**Excerpted data**.
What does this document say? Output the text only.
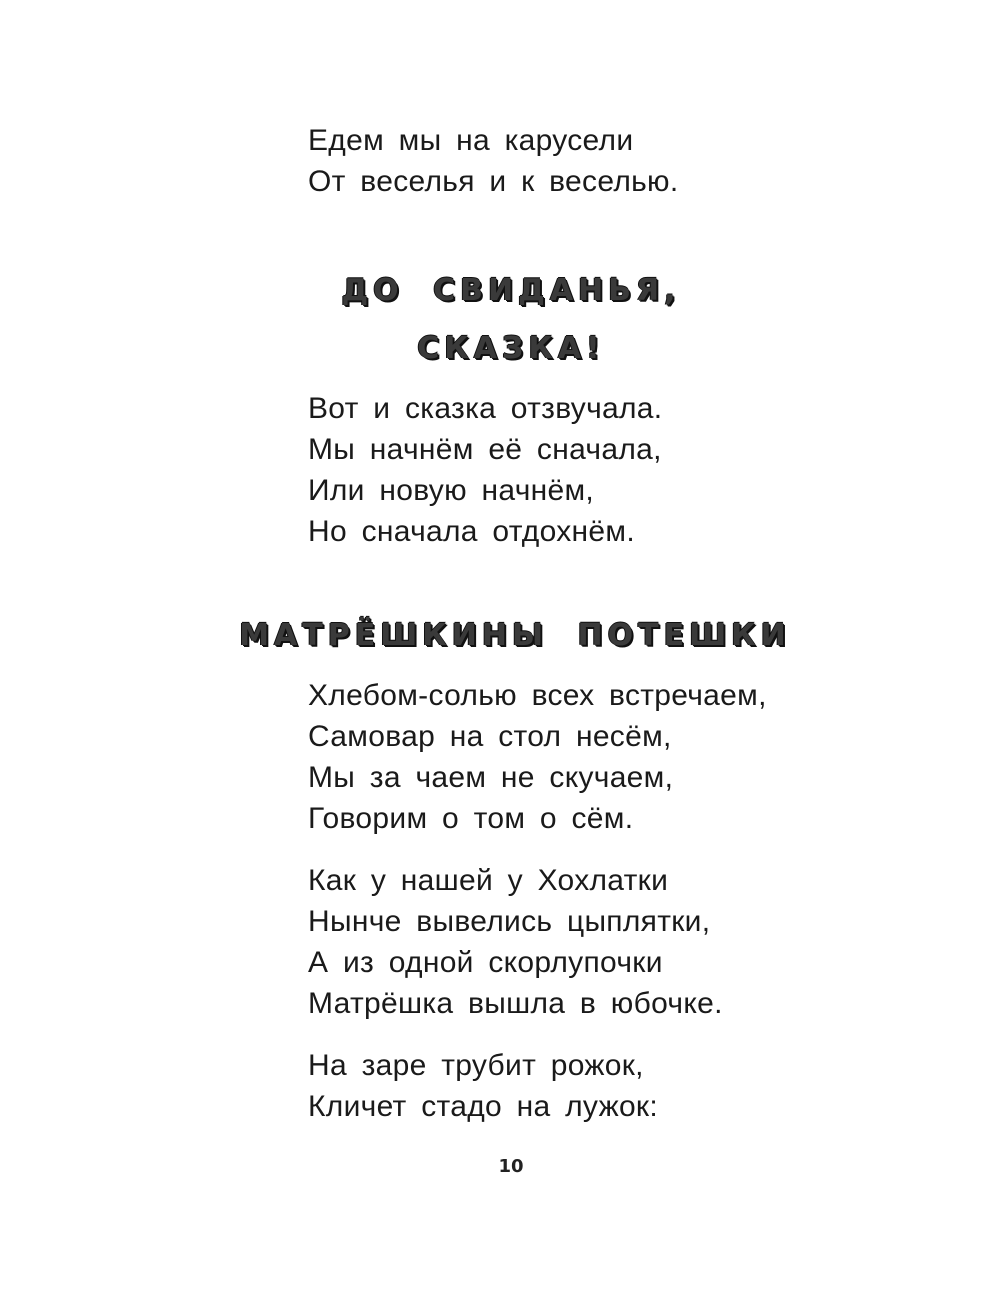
Едем мы на карусели
От веселья и к веселью.
ДО СВИДАНЬЯ,
СКАЗКА!
Вот и сказка отзвучала.
Мы начнём её сначала,
Или новую начнём,
Но сначала отдохнём.
МАТРЁШКИНЫ ПОТЕШКИ
Хлебом-солью всех встречаем,
Самовар на стол несём,
Мы за чаем не скучаем,
Говорим о том о сём.
Как у нашей у Хохлатки
Нынче вывелись цыплятки,
А из одной скорлупочки
Матрёшка вышла в юбочке.
На заре трубит рожок,
Кличет стадо на лужок:
10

**What to work on**.
Gather each line that holds "начнём".

**Reply to the task**.
Мы начнём её сначала,
Или новую начнём,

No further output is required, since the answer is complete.